═══ Material supplied
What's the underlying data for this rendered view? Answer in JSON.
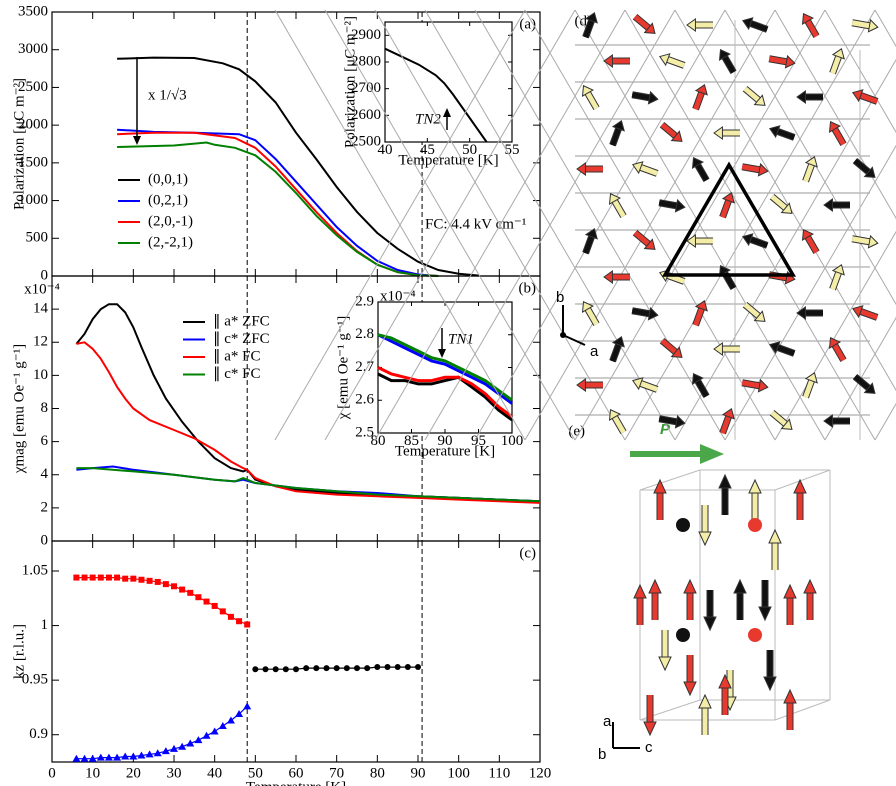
{
  "chart_data": [
    {
      "type": "line",
      "panel": "(a)",
      "ylabel": "Polarization [μC m⁻²]",
      "xlim": [
        0,
        120
      ],
      "xticks": [
        0,
        10,
        20,
        30,
        40,
        50,
        60,
        70,
        80,
        90,
        100,
        110,
        120
      ],
      "ylim": [
        0,
        3500
      ],
      "yticks": [
        0,
        500,
        1000,
        1500,
        2000,
        2500,
        3000,
        3500
      ],
      "vlines": [
        48,
        91
      ],
      "annotations": [
        "x 1/√3",
        "FC: 4.4 kV cm⁻¹"
      ],
      "series": [
        {
          "name": "(0,0,1)",
          "color": "#000000",
          "x": [
            16,
            25,
            35,
            42,
            46,
            50,
            55,
            60,
            65,
            70,
            75,
            80,
            85,
            90,
            95,
            100,
            105
          ],
          "values": [
            2880,
            2895,
            2890,
            2820,
            2740,
            2580,
            2300,
            1900,
            1550,
            1180,
            850,
            570,
            360,
            190,
            80,
            30,
            5
          ]
        },
        {
          "name": "(0,2,1)",
          "color": "#0000ff",
          "x": [
            16,
            25,
            35,
            46,
            50,
            55,
            60,
            65,
            70,
            75,
            80,
            85,
            90,
            95
          ],
          "values": [
            1940,
            1910,
            1900,
            1880,
            1800,
            1550,
            1250,
            950,
            650,
            400,
            200,
            80,
            20,
            0
          ]
        },
        {
          "name": "(2,0,-1)",
          "color": "#ff0000",
          "x": [
            16,
            25,
            35,
            45,
            50,
            55,
            60,
            65,
            70,
            75,
            80,
            85,
            90,
            95
          ],
          "values": [
            1880,
            1900,
            1900,
            1830,
            1700,
            1450,
            1150,
            850,
            570,
            330,
            150,
            50,
            10,
            0
          ]
        },
        {
          "name": "(2,-2,1)",
          "color": "#008000",
          "x": [
            16,
            30,
            38,
            40,
            45,
            50,
            55,
            60,
            65,
            70,
            75,
            80,
            85,
            90,
            95
          ],
          "values": [
            1710,
            1730,
            1770,
            1740,
            1700,
            1600,
            1380,
            1100,
            800,
            540,
            320,
            150,
            50,
            10,
            0
          ]
        }
      ]
    },
    {
      "type": "line",
      "panel": "(b)",
      "ylabel": "χmag [emu Oe⁻¹ g⁻¹]",
      "multiplier": "x10⁻⁴",
      "xlim": [
        0,
        120
      ],
      "xticks": [
        0,
        10,
        20,
        30,
        40,
        50,
        60,
        70,
        80,
        90,
        100,
        110,
        120
      ],
      "ylim": [
        0,
        16
      ],
      "yticks": [
        0,
        2,
        4,
        6,
        8,
        10,
        12,
        14
      ],
      "vlines": [
        48,
        91
      ],
      "series": [
        {
          "name": "∥ a* ZFC",
          "color": "#000000",
          "x": [
            6,
            8,
            10,
            12,
            14,
            16,
            18,
            20,
            22,
            25,
            28,
            32,
            36,
            40,
            44,
            47,
            48,
            50,
            55,
            60,
            70,
            80,
            90,
            100,
            110,
            120
          ],
          "values": [
            11.9,
            12.5,
            13.4,
            14.0,
            14.3,
            14.3,
            13.8,
            12.9,
            11.7,
            10.0,
            8.6,
            7.2,
            6.0,
            5.0,
            4.4,
            4.2,
            4.3,
            3.7,
            3.3,
            3.1,
            2.9,
            2.8,
            2.7,
            2.6,
            2.5,
            2.4
          ]
        },
        {
          "name": "∥ c* ZFC",
          "color": "#0000ff",
          "x": [
            6,
            10,
            15,
            20,
            30,
            40,
            45,
            47,
            50,
            60,
            70,
            80,
            90,
            100,
            110,
            120
          ],
          "values": [
            4.3,
            4.4,
            4.5,
            4.3,
            4.0,
            3.7,
            3.6,
            3.7,
            3.5,
            3.2,
            3.0,
            2.9,
            2.7,
            2.6,
            2.5,
            2.4
          ]
        },
        {
          "name": "∥ a* FC",
          "color": "#ff0000",
          "x": [
            6,
            8,
            10,
            12,
            14,
            16,
            18,
            20,
            24,
            30,
            35,
            40,
            44,
            47,
            48,
            50,
            55,
            60,
            70,
            80,
            90,
            100,
            110,
            120
          ],
          "values": [
            11.9,
            12.0,
            11.6,
            11.0,
            10.2,
            9.3,
            8.6,
            8.0,
            7.3,
            6.7,
            6.2,
            5.5,
            4.8,
            4.4,
            4.3,
            3.8,
            3.3,
            3.0,
            2.8,
            2.7,
            2.6,
            2.5,
            2.4,
            2.3
          ]
        },
        {
          "name": "∥ c* FC",
          "color": "#008000",
          "x": [
            6,
            10,
            20,
            30,
            40,
            45,
            47,
            50,
            60,
            70,
            80,
            90,
            100,
            110,
            120
          ],
          "values": [
            4.4,
            4.4,
            4.2,
            4.0,
            3.7,
            3.6,
            3.8,
            3.5,
            3.2,
            3.0,
            2.8,
            2.7,
            2.6,
            2.5,
            2.4
          ]
        }
      ]
    },
    {
      "type": "line",
      "panel": "(c)",
      "ylabel": "kz [r.l.u.]",
      "xlabel": "Temperature [K]",
      "xlim": [
        0,
        120
      ],
      "xticks": [
        0,
        10,
        20,
        30,
        40,
        50,
        60,
        70,
        80,
        90,
        100,
        110,
        120
      ],
      "ylim": [
        0.875,
        1.0775
      ],
      "yticks": [
        0.9,
        0.95,
        1,
        1.05
      ],
      "vlines": [
        48,
        91
      ],
      "series": [
        {
          "color": "#ff0000",
          "marker": "square",
          "x": [
            6,
            8,
            10,
            12,
            14,
            16,
            18,
            20,
            22,
            24,
            26,
            28,
            30,
            32,
            34,
            36,
            38,
            40,
            42,
            44,
            46,
            48
          ],
          "values": [
            1.044,
            1.044,
            1.044,
            1.044,
            1.044,
            1.044,
            1.043,
            1.043,
            1.042,
            1.041,
            1.04,
            1.038,
            1.036,
            1.033,
            1.03,
            1.026,
            1.022,
            1.018,
            1.013,
            1.008,
            1.004,
            1.001
          ]
        },
        {
          "color": "#0000ff",
          "marker": "triangle",
          "x": [
            6,
            8,
            10,
            12,
            14,
            16,
            18,
            20,
            22,
            24,
            26,
            28,
            30,
            32,
            34,
            36,
            38,
            40,
            42,
            44,
            46,
            48
          ],
          "values": [
            0.878,
            0.878,
            0.878,
            0.879,
            0.879,
            0.879,
            0.88,
            0.88,
            0.881,
            0.882,
            0.883,
            0.885,
            0.887,
            0.889,
            0.892,
            0.895,
            0.899,
            0.903,
            0.908,
            0.913,
            0.919,
            0.926
          ]
        },
        {
          "color": "#000000",
          "marker": "circle",
          "x": [
            50,
            52.5,
            55,
            57.5,
            60,
            62.5,
            65,
            67.5,
            70,
            72.5,
            75,
            77.5,
            80,
            82.5,
            85,
            87.5,
            90
          ],
          "values": [
            0.96,
            0.96,
            0.96,
            0.96,
            0.96,
            0.961,
            0.961,
            0.961,
            0.961,
            0.961,
            0.961,
            0.961,
            0.962,
            0.962,
            0.962,
            0.962,
            0.962
          ]
        }
      ]
    },
    {
      "type": "line",
      "ylabel": "Polarization [μC m⁻²]",
      "xlabel": "Temperature [K]",
      "xlim": [
        40,
        55
      ],
      "xticks": [
        40,
        45,
        50,
        55
      ],
      "ylim": [
        2500,
        2950
      ],
      "yticks": [
        2500,
        2600,
        2700,
        2800,
        2900
      ],
      "annotations": [
        "TN2"
      ],
      "series": [
        {
          "color": "#000000",
          "x": [
            40,
            42,
            44,
            46,
            47,
            48,
            50,
            52
          ],
          "values": [
            2850,
            2820,
            2790,
            2750,
            2720,
            2680,
            2590,
            2500
          ]
        }
      ]
    },
    {
      "type": "line",
      "ylabel": "χ [emu Oe⁻¹ g⁻¹]",
      "xlabel": "Temperature [K]",
      "multiplier": "x10⁻⁴",
      "xlim": [
        80,
        100
      ],
      "xticks": [
        80,
        85,
        90,
        95,
        100
      ],
      "ylim": [
        2.5,
        2.9
      ],
      "yticks": [
        2.5,
        2.6,
        2.7,
        2.8,
        2.9
      ],
      "annotations": [
        "TN1"
      ],
      "series": [
        {
          "color": "#000000",
          "x": [
            80,
            82,
            84,
            86,
            88,
            90,
            92,
            94,
            96,
            98,
            100
          ],
          "values": [
            2.68,
            2.66,
            2.66,
            2.65,
            2.65,
            2.66,
            2.67,
            2.64,
            2.61,
            2.57,
            2.54
          ]
        },
        {
          "color": "#ff0000",
          "x": [
            80,
            82,
            84,
            86,
            88,
            90,
            92,
            94,
            96,
            98,
            100
          ],
          "values": [
            2.7,
            2.68,
            2.67,
            2.66,
            2.66,
            2.67,
            2.67,
            2.65,
            2.62,
            2.58,
            2.55
          ]
        },
        {
          "color": "#0000ff",
          "x": [
            80,
            82,
            84,
            86,
            88,
            90,
            92,
            94,
            96,
            98,
            100
          ],
          "values": [
            2.8,
            2.78,
            2.76,
            2.74,
            2.72,
            2.71,
            2.69,
            2.67,
            2.65,
            2.62,
            2.59
          ]
        },
        {
          "color": "#008000",
          "x": [
            80,
            82,
            84,
            86,
            88,
            90,
            92,
            94,
            96,
            98,
            100
          ],
          "values": [
            2.8,
            2.79,
            2.77,
            2.75,
            2.73,
            2.72,
            2.7,
            2.68,
            2.66,
            2.63,
            2.6
          ]
        }
      ]
    }
  ],
  "structure": {
    "d_label": "(d)",
    "e_label": "(e)",
    "p_label": "P",
    "axes_d": [
      "b",
      "a"
    ],
    "axes_e": [
      "a",
      "b",
      "c"
    ]
  }
}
══════
Problem to solve: Gather each line from the entries above that includes the word "ylabel".

The output:
      "ylabel": "Polarization [μC m⁻²]",
      "ylabel": "χmag [emu Oe⁻¹ g⁻¹]",
      "ylabel": "kz [r.l.u.]",
      "ylabel": "Polarization [μC m⁻²]",
      "ylabel": "χ [emu Oe⁻¹ g⁻¹]",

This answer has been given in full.